* [To do] Only the pictures are to be left out; set down the rest of the records exactly.

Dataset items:
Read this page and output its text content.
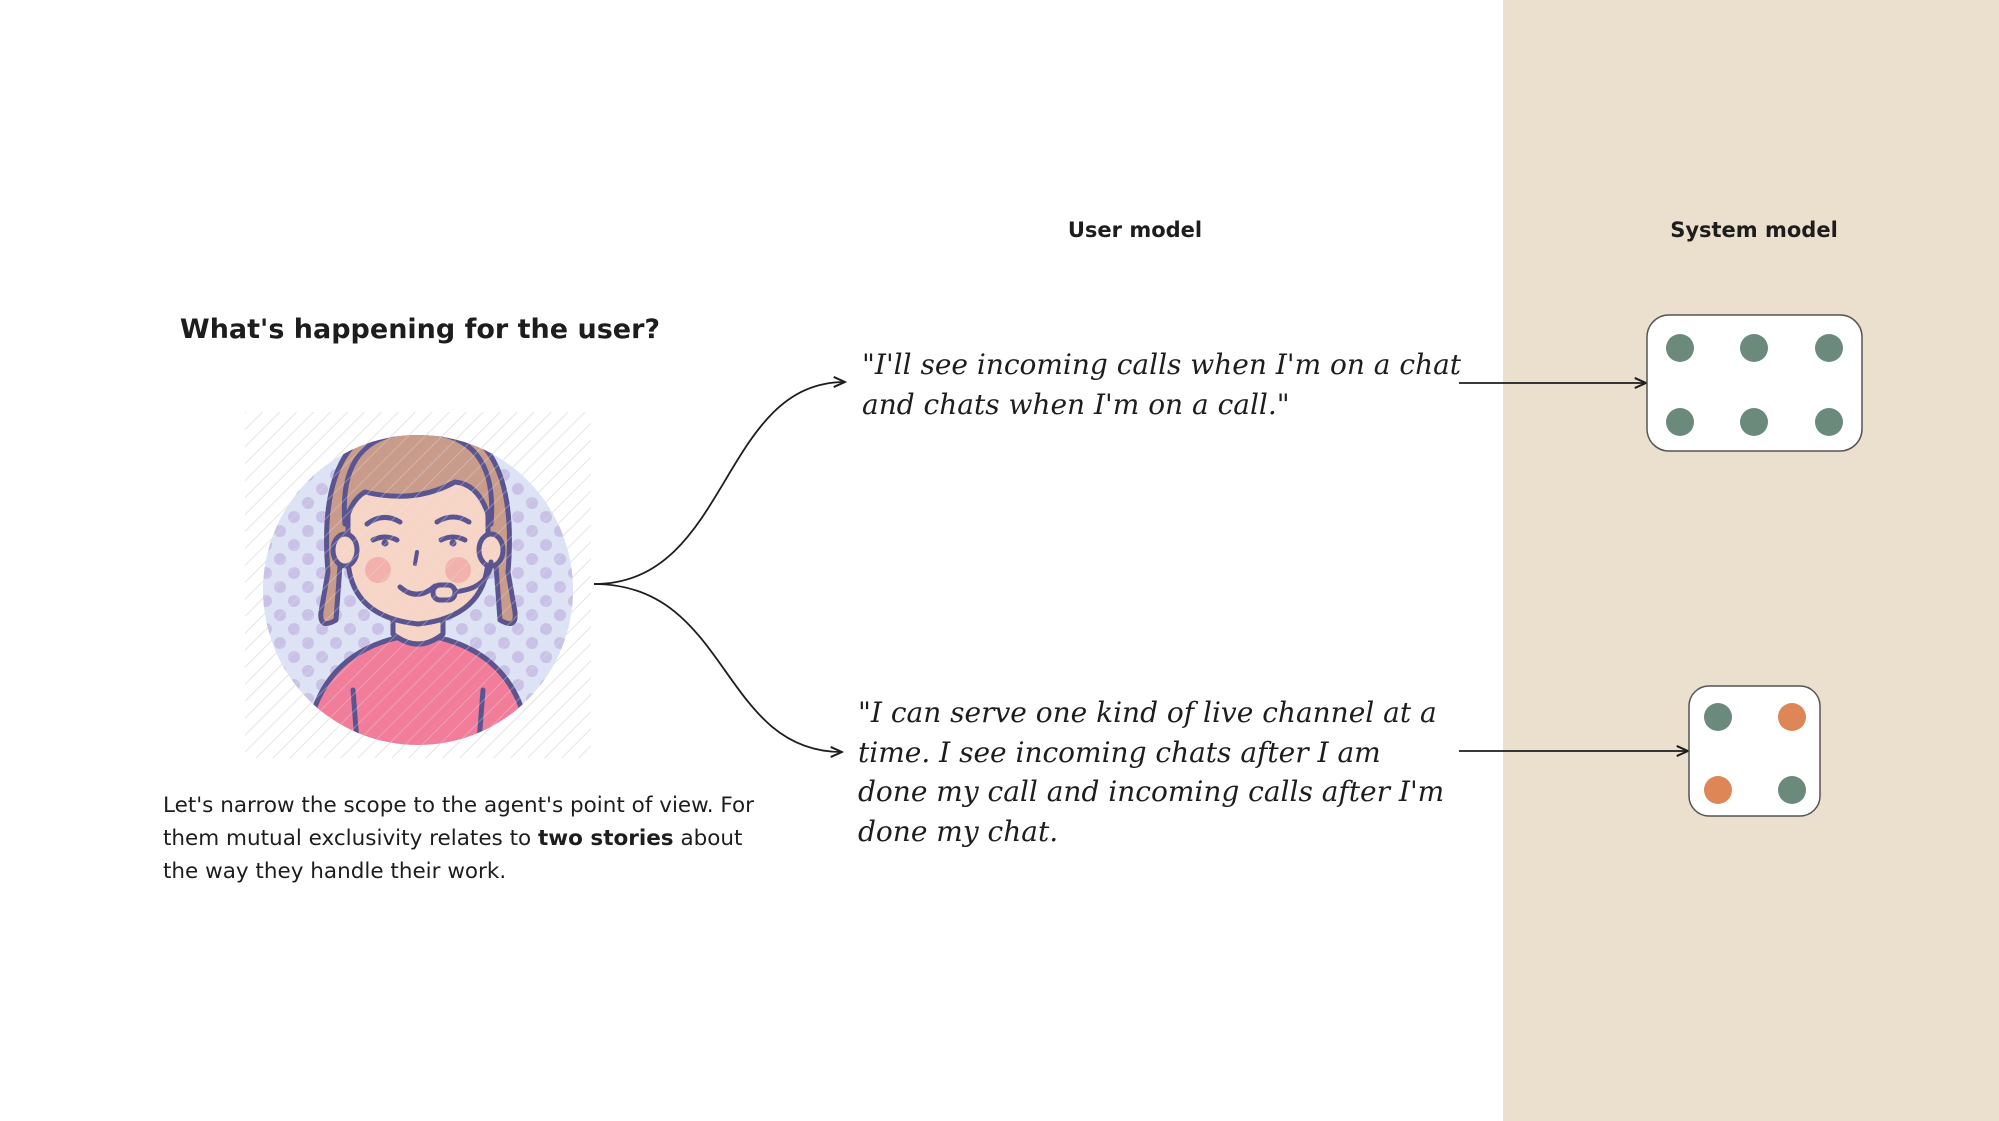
What's happening for the user?
User model	System model
Let's narrow the scope to the agent's point of view. For them mutual exclusivity relates to two stories about the way they handle their work.

"I'll see incoming calls when I'm on a chat and chats when I'm on a call."

"I can serve one kind of live channel at a time. I see incoming chats after I am done my call and incoming calls after I'm done my chat.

* [Exercise answer]
Read this page and output its text content.
What's happening for the user?
User model	System model
Let's narrow the scope to the agent's point of view. For them mutual exclusivity relates to two stories about the way they handle their work.

"I'll see incoming calls when I'm on a chat and chats when I'm on a call."

"I can serve one kind of live channel at a time. I see incoming chats after I am done my call and incoming calls after I'm done my chat.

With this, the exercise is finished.